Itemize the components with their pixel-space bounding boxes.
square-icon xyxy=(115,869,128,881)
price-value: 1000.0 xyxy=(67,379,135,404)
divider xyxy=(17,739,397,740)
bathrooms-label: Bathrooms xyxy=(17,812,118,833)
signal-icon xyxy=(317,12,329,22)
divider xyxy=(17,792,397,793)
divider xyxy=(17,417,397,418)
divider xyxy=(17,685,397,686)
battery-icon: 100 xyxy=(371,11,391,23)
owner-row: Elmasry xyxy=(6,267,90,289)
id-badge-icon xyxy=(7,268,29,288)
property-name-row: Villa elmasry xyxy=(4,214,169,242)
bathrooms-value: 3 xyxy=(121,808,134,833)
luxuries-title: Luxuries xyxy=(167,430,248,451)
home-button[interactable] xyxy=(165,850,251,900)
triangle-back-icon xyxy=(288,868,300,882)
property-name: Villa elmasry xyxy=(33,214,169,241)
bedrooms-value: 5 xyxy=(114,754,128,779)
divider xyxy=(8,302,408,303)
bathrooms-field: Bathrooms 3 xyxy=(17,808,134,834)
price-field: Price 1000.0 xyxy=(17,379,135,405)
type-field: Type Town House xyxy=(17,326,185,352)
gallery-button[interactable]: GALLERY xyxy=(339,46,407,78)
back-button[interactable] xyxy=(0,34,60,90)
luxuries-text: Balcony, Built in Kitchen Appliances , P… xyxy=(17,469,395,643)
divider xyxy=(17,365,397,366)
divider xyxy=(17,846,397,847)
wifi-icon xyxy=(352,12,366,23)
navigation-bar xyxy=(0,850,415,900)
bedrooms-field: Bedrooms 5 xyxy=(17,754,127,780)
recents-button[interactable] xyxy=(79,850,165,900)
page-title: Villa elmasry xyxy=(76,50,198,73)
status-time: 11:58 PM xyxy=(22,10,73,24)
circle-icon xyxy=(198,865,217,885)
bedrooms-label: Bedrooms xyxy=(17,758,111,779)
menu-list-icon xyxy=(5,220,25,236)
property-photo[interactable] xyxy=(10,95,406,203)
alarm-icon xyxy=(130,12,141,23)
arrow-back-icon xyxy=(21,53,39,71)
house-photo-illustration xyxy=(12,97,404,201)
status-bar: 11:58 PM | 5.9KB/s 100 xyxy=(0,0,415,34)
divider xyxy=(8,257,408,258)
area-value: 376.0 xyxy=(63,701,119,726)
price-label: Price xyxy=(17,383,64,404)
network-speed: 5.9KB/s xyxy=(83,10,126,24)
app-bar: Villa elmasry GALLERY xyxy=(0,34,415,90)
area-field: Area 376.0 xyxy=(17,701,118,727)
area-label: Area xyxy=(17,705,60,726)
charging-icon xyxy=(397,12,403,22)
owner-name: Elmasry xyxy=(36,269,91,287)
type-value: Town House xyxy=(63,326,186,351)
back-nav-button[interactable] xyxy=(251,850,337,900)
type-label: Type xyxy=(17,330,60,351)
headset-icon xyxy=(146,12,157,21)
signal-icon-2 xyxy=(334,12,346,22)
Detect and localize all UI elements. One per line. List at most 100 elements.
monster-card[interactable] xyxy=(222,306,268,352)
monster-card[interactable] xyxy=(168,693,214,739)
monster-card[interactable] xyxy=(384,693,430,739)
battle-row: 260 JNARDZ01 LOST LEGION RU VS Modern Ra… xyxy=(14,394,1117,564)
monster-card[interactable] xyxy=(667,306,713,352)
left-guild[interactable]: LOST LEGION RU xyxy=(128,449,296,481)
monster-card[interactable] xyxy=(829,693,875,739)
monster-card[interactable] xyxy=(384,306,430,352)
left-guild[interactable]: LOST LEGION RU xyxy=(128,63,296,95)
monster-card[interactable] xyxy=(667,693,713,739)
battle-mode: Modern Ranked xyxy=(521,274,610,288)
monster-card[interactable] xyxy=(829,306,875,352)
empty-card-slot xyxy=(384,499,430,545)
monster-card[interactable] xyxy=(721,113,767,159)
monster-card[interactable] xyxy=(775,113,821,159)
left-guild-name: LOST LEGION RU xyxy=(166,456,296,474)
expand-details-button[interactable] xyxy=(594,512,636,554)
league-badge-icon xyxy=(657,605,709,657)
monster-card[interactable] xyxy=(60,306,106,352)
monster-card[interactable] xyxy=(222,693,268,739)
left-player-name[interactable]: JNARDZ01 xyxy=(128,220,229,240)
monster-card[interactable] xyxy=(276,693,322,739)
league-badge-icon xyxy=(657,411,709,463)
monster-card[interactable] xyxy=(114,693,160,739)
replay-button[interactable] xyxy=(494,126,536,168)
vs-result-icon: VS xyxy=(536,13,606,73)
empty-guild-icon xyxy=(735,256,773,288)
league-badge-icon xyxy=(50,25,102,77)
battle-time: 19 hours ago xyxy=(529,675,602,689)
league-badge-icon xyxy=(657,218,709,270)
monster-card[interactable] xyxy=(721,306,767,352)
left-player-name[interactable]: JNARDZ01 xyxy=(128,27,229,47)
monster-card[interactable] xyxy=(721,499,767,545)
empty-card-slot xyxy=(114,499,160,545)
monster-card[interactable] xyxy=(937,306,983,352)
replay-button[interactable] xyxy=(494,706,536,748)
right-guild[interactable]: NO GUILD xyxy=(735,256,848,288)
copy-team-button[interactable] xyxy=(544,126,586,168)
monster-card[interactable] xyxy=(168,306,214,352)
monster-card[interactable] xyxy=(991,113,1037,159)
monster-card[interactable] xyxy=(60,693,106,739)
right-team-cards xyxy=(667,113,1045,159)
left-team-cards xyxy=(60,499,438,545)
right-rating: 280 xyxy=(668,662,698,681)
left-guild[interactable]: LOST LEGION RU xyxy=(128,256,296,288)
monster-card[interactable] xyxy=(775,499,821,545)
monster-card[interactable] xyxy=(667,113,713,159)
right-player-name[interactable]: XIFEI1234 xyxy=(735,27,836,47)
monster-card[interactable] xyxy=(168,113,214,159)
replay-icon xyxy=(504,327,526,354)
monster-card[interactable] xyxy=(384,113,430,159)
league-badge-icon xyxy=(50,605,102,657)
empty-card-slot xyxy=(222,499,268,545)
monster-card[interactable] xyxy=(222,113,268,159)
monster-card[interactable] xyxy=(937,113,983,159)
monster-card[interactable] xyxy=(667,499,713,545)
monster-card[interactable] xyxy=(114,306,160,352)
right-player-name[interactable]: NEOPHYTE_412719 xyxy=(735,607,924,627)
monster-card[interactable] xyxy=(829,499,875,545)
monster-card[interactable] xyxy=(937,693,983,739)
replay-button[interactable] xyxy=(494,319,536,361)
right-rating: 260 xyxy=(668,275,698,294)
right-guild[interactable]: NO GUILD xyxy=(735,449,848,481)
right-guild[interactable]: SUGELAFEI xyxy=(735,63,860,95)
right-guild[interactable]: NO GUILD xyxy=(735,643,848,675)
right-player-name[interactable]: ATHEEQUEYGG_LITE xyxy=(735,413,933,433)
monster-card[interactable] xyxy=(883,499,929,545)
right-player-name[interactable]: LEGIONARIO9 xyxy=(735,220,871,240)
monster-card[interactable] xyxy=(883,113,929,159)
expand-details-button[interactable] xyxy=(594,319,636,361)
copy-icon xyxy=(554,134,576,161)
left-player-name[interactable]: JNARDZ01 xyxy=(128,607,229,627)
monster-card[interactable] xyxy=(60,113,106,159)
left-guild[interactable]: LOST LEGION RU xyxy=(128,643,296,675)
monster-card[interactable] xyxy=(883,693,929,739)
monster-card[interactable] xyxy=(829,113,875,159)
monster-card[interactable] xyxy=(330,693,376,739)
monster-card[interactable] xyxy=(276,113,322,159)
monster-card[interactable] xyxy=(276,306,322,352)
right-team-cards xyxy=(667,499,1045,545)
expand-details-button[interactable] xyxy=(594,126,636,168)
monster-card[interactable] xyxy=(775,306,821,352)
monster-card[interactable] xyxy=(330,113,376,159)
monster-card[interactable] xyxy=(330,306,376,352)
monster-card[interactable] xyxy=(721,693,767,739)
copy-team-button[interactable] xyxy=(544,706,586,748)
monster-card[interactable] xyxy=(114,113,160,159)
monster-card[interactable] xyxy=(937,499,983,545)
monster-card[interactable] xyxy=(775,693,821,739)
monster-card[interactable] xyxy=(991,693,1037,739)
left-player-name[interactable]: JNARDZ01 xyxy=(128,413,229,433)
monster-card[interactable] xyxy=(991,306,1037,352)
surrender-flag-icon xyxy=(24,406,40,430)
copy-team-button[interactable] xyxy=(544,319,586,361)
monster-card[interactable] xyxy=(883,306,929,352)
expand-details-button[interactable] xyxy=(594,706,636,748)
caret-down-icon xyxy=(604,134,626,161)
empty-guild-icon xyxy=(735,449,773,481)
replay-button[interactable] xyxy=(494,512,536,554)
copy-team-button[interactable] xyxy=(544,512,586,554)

= = = = =

- Aim of the task: Set down the stretch of items from the very start through the line containing "signal-icon xyxy=(317,12,329,22)", both ends included, with every character kept unchanged.

- Solution to this task:
Itemize the components with their pixel-space bounding boxes.
square-icon xyxy=(115,869,128,881)
price-value: 1000.0 xyxy=(67,379,135,404)
divider xyxy=(17,739,397,740)
bathrooms-label: Bathrooms xyxy=(17,812,118,833)
signal-icon xyxy=(317,12,329,22)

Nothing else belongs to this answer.